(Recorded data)

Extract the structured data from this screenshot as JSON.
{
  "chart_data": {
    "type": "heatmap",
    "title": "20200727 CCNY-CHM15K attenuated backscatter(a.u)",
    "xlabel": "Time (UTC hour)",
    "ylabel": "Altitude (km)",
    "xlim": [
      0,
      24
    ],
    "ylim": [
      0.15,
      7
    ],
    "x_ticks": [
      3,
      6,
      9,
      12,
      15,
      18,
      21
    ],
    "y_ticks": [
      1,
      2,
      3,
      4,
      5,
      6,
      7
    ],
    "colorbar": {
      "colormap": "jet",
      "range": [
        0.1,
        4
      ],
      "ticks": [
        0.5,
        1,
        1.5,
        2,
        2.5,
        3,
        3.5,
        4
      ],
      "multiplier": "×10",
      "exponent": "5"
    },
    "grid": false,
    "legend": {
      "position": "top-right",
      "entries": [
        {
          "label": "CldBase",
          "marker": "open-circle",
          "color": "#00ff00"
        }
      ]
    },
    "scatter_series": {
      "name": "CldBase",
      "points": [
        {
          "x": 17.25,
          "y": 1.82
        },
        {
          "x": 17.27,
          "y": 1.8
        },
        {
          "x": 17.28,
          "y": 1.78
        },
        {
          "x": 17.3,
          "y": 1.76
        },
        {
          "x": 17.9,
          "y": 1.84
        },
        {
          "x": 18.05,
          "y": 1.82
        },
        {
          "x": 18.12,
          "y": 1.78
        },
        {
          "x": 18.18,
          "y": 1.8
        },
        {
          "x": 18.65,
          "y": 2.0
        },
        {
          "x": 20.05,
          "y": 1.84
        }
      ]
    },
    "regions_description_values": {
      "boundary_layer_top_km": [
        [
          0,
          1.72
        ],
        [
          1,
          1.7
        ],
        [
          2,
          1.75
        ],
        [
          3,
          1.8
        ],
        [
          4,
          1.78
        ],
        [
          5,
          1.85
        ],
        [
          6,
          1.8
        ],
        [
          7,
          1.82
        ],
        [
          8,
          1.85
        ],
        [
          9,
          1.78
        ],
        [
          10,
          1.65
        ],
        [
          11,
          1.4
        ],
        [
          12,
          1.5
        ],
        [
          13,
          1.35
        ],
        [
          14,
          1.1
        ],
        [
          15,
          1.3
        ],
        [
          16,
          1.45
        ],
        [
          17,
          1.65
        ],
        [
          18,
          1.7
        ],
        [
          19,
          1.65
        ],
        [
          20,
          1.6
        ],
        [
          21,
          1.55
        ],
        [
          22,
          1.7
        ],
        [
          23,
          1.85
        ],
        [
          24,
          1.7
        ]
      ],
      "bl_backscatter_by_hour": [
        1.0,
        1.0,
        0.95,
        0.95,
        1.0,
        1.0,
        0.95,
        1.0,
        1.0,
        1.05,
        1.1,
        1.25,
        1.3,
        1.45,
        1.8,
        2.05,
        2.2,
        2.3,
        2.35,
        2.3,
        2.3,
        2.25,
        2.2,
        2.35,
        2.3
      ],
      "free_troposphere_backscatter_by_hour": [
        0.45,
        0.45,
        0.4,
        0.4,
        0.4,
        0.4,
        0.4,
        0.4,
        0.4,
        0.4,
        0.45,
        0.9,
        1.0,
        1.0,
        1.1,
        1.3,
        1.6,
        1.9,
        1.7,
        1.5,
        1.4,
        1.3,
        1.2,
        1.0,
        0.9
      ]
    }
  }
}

**What needs to be done**
Reproduce every entry shown above, precisely as it stands.

**Task output**
Extract the structured data from this screenshot as JSON.
{
  "chart_data": {
    "type": "heatmap",
    "title": "20200727 CCNY-CHM15K attenuated backscatter(a.u)",
    "xlabel": "Time (UTC hour)",
    "ylabel": "Altitude (km)",
    "xlim": [
      0,
      24
    ],
    "ylim": [
      0.15,
      7
    ],
    "x_ticks": [
      3,
      6,
      9,
      12,
      15,
      18,
      21
    ],
    "y_ticks": [
      1,
      2,
      3,
      4,
      5,
      6,
      7
    ],
    "colorbar": {
      "colormap": "jet",
      "range": [
        0.1,
        4
      ],
      "ticks": [
        0.5,
        1,
        1.5,
        2,
        2.5,
        3,
        3.5,
        4
      ],
      "multiplier": "×10",
      "exponent": "5"
    },
    "grid": false,
    "legend": {
      "position": "top-right",
      "entries": [
        {
          "label": "CldBase",
          "marker": "open-circle",
          "color": "#00ff00"
        }
      ]
    },
    "scatter_series": {
      "name": "CldBase",
      "points": [
        {
          "x": 17.25,
          "y": 1.82
        },
        {
          "x": 17.27,
          "y": 1.8
        },
        {
          "x": 17.28,
          "y": 1.78
        },
        {
          "x": 17.3,
          "y": 1.76
        },
        {
          "x": 17.9,
          "y": 1.84
        },
        {
          "x": 18.05,
          "y": 1.82
        },
        {
          "x": 18.12,
          "y": 1.78
        },
        {
          "x": 18.18,
          "y": 1.8
        },
        {
          "x": 18.65,
          "y": 2.0
        },
        {
          "x": 20.05,
          "y": 1.84
        }
      ]
    },
    "regions_description_values": {
      "boundary_layer_top_km": [
        [
          0,
          1.72
        ],
        [
          1,
          1.7
        ],
        [
          2,
          1.75
        ],
        [
          3,
          1.8
        ],
        [
          4,
          1.78
        ],
        [
          5,
          1.85
        ],
        [
          6,
          1.8
        ],
        [
          7,
          1.82
        ],
        [
          8,
          1.85
        ],
        [
          9,
          1.78
        ],
        [
          10,
          1.65
        ],
        [
          11,
          1.4
        ],
        [
          12,
          1.5
        ],
        [
          13,
          1.35
        ],
        [
          14,
          1.1
        ],
        [
          15,
          1.3
        ],
        [
          16,
          1.45
        ],
        [
          17,
          1.65
        ],
        [
          18,
          1.7
        ],
        [
          19,
          1.65
        ],
        [
          20,
          1.6
        ],
        [
          21,
          1.55
        ],
        [
          22,
          1.7
        ],
        [
          23,
          1.85
        ],
        [
          24,
          1.7
        ]
      ],
      "bl_backscatter_by_hour": [
        1.0,
        1.0,
        0.95,
        0.95,
        1.0,
        1.0,
        0.95,
        1.0,
        1.0,
        1.05,
        1.1,
        1.25,
        1.3,
        1.45,
        1.8,
        2.05,
        2.2,
        2.3,
        2.35,
        2.3,
        2.3,
        2.25,
        2.2,
        2.35,
        2.3
      ],
      "free_troposphere_backscatter_by_hour": [
        0.45,
        0.45,
        0.4,
        0.4,
        0.4,
        0.4,
        0.4,
        0.4,
        0.4,
        0.4,
        0.45,
        0.9,
        1.0,
        1.0,
        1.1,
        1.3,
        1.6,
        1.9,
        1.7,
        1.5,
        1.4,
        1.3,
        1.2,
        1.0,
        0.9
      ]
    }
  }
}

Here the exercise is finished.